- **REQUIRED TASK**
Please rewrite the material below as a Markdown table with two columns, "Row" for the row number and "Line" for the text of each line. Skip blank lines and leave the pictures out.

- **GIVEN INFORMATION**

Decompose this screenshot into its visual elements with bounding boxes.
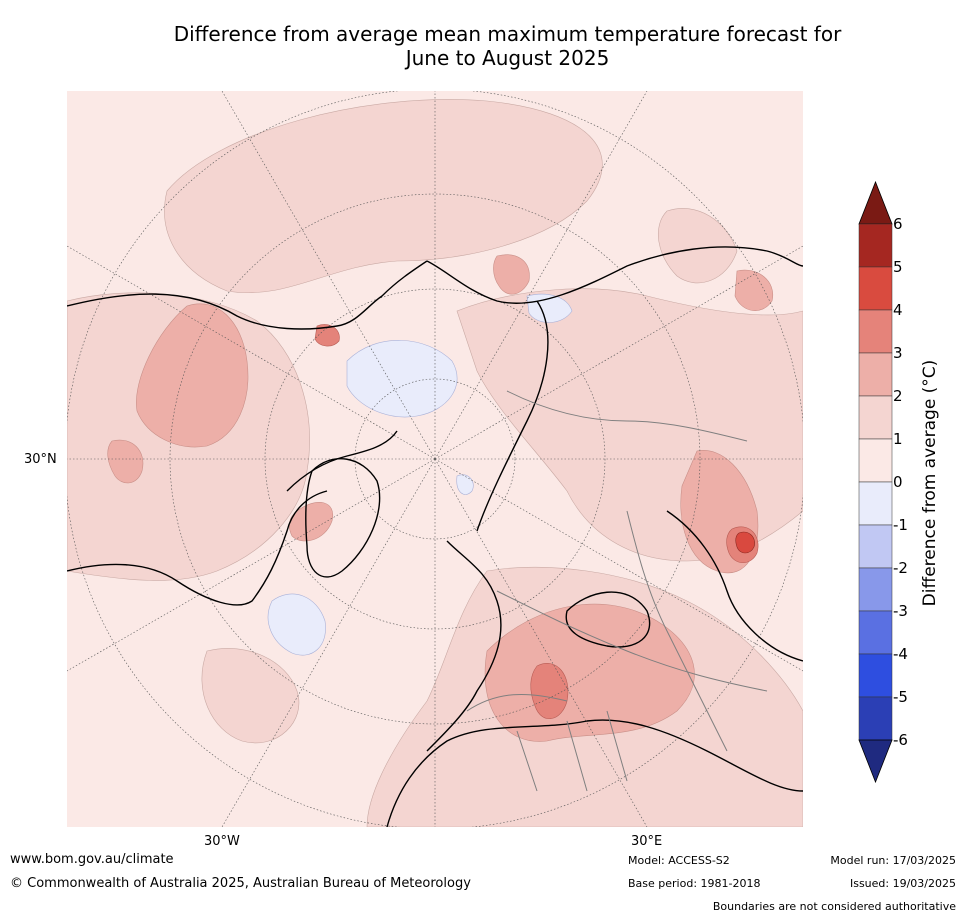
colorbar-segment <box>858 610 893 655</box>
colorbar-tick-label: 1 <box>893 430 903 448</box>
colorbar-over-arrow <box>858 180 893 225</box>
colorbar-tick-label: -4 <box>893 645 908 663</box>
colorbar-segment <box>858 266 893 311</box>
colorbar-tick-label: 5 <box>893 258 903 276</box>
colorbar-under-arrow <box>858 739 893 784</box>
country-boundaries <box>466 390 768 792</box>
colorbar <box>858 180 893 784</box>
map-title: Difference from average mean maximum tem… <box>0 22 965 70</box>
colorbar-segment <box>858 481 893 526</box>
title-line-1: Difference from average mean maximum tem… <box>173 22 842 46</box>
footer-website[interactable]: www.bom.gov.au/climate <box>10 852 174 867</box>
colorbar-segment <box>858 395 893 440</box>
longitude-label-30w: 30°W <box>204 834 240 849</box>
colorbar-title: Difference from average (°C) <box>920 359 940 607</box>
colorbar-tick-label: -1 <box>893 516 908 534</box>
footer-model-run: Model run: 17/03/2025 <box>830 854 956 867</box>
footer-issued: Issued: 19/03/2025 <box>849 877 956 890</box>
anomaly-1-2-regions <box>67 99 803 827</box>
map-graticule <box>67 91 803 827</box>
footer-base-period: Base period: 1981-2018 <box>628 877 761 890</box>
colorbar-segment <box>858 352 893 397</box>
colorbar-segment <box>858 653 893 698</box>
colorbar-segment <box>858 223 893 268</box>
colorbar-tick-label: -6 <box>893 731 908 749</box>
colorbar-tick-label: 3 <box>893 344 903 362</box>
colorbar-tick-label: -5 <box>893 688 908 706</box>
coastlines <box>67 246 803 827</box>
colorbar-tick-label: 2 <box>893 387 903 405</box>
colorbar-segment <box>858 696 893 741</box>
colorbar-segment <box>858 309 893 354</box>
colorbar-segment <box>858 524 893 569</box>
colorbar-tick-label: -3 <box>893 602 908 620</box>
longitude-label-30e: 30°E <box>631 834 663 849</box>
anomaly-3-plus-regions <box>314 324 759 719</box>
anomaly-4-plus-spot <box>735 531 755 554</box>
colorbar-segment <box>858 438 893 483</box>
colorbar-segment <box>858 567 893 612</box>
footer-disclaimer: Boundaries are not considered authoritat… <box>712 900 956 913</box>
latitude-label-30n: 30°N <box>24 452 57 467</box>
colorbar-tick-label: 0 <box>893 473 903 491</box>
title-line-2: June to August 2025 <box>405 46 610 70</box>
colorbar-tick-label: 4 <box>893 301 903 319</box>
colorbar-tick-label: 6 <box>893 215 903 233</box>
footer-model: Model: ACCESS-S2 <box>628 854 730 867</box>
temperature-anomaly-map <box>67 91 803 827</box>
colorbar-tick-label: -2 <box>893 559 908 577</box>
footer-copyright: © Commonwealth of Australia 2025, Austra… <box>10 876 471 891</box>
anomaly-below-zero-regions <box>267 293 573 656</box>
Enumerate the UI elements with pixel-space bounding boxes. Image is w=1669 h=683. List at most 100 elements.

- **THE COMPLETED TASK**
| Row | Line |
|---|---|
| 1 | Decompose this screenshot into its visual elements with bounding boxes. |
| 2 | colorbar-segment <box>858 610 893 655</box> |
| 3 | colorbar-tick-label: 1 <box>893 430 903 448</box> |
| 4 | colorbar-over-arrow <box>858 180 893 225</box> |
| 5 | colorbar-tick-label: -4 <box>893 645 908 663</box> |
| 6 | colorbar-segment <box>858 266 893 311</box> |
| 7 | colorbar-tick-label: 5 <box>893 258 903 276</box> |
| 8 | colorbar-under-arrow <box>858 739 893 784</box> |
| 9 | country-boundaries <box>466 390 768 792</box> |
| 10 | colorbar <box>858 180 893 784</box> |
| 11 | map-title: Difference from average mean maximum tem… <box>0 22 965 70</box> |
| 12 | colorbar-segment <box>858 481 893 526</box> |
| 13 | title-line-1: Difference from average mean maximum tem… <box>173 22 842 46</box> |
| 14 | footer-website[interactable]: www.bom.gov.au/climate <box>10 852 174 867</box> |
| 15 | colorbar-segment <box>858 395 893 440</box> |
| 16 | longitude-label-30w: 30°W <box>204 834 240 849</box> |
| 17 | colorbar-title: Difference from average (°C) <box>920 359 940 607</box> |
| 18 | colorbar-tick-label: -1 <box>893 516 908 534</box> |
| 19 | footer-model-run: Model run: 17/03/2025 <box>830 854 956 867</box> |
| 20 | footer-issued: Issued: 19/03/2025 <box>849 877 956 890</box> |
| 21 | anomaly-1-2-regions <box>67 99 803 827</box> |
| 22 | map-graticule <box>67 91 803 827</box> |
| 23 | footer-base-period: Base period: 1981-2018 <box>628 877 761 890</box> |
| 24 | colorbar-segment <box>858 352 893 397</box> |
| 25 | colorbar-segment <box>858 653 893 698</box> |
| 26 | colorbar-segment <box>858 223 893 268</box> |
| 27 | colorbar-tick-label: -6 <box>893 731 908 749</box> |
| 28 | colorbar-tick-label: 3 <box>893 344 903 362</box> |
| 29 | colorbar-tick-label: -5 <box>893 688 908 706</box> |
| 30 | coastlines <box>67 246 803 827</box> |
| 31 | colorbar-tick-label: 2 <box>893 387 903 405</box> |
| 32 | colorbar-segment <box>858 696 893 741</box> |
| 33 | colorbar-segment <box>858 309 893 354</box> |
| 34 | colorbar-segment <box>858 524 893 569</box> |
| 35 | colorbar-tick-label: -3 <box>893 602 908 620</box> |
| 36 | longitude-label-30e: 30°E <box>631 834 663 849</box> |
| 37 | anomaly-3-plus-regions <box>314 324 759 719</box> |
| 38 | anomaly-4-plus-spot <box>735 531 755 554</box> |
| 39 | colorbar-segment <box>858 438 893 483</box> |
| 40 | colorbar-segment <box>858 567 893 612</box> |
| 41 | footer-disclaimer: Boundaries are not considered authoritat… <box>712 900 956 913</box> |
| 42 | latitude-label-30n: 30°N <box>24 452 57 467</box> |
| 43 | colorbar-tick-label: 0 <box>893 473 903 491</box> |
| 44 | title-line-2: June to August 2025 <box>405 46 610 70</box> |
| 45 | colorbar-tick-label: 4 <box>893 301 903 319</box> |
| 46 | colorbar-tick-label: 6 <box>893 215 903 233</box> |
| 47 | footer-model: Model: ACCESS-S2 <box>628 854 730 867</box> |
| 48 | temperature-anomaly-map <box>67 91 803 827</box> |
| 49 | colorbar-tick-label: -2 <box>893 559 908 577</box> |
| 50 | footer-copyright: © Commonwealth of Australia 2025, Austra… <box>10 876 471 891</box> |
| 51 | anomaly-below-zero-regions <box>267 293 573 656</box> |
| 52 | Enumerate the UI elements with pixel-space bounding boxes. Image is w=1669 h=683. List at most 100 elements. |